▸ Source records
□ □ □ □
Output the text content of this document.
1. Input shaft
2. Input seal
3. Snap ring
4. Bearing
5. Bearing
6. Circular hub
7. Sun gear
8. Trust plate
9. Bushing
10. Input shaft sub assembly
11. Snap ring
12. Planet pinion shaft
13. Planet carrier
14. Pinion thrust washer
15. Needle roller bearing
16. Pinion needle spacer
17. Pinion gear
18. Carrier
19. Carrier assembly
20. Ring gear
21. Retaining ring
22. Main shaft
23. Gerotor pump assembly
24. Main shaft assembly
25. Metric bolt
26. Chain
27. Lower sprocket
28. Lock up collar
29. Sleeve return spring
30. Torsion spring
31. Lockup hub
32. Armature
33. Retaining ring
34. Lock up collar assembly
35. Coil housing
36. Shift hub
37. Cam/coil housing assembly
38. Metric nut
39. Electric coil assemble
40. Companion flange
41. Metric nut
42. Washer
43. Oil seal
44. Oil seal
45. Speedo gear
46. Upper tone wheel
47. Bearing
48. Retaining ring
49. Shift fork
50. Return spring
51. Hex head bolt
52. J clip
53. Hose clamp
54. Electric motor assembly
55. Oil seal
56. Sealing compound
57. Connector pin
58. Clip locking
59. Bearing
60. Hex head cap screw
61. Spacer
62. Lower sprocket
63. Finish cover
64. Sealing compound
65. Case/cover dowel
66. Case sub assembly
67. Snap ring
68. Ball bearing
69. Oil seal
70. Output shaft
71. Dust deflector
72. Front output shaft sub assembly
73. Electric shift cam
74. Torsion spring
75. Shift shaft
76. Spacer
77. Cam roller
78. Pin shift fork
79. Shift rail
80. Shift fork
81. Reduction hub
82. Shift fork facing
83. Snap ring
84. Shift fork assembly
□ □ □ □
▸ Task statement
Check every line of the material for the string "Snap" and give the number of lines that have it, without anything else.

▸ Expected answer
4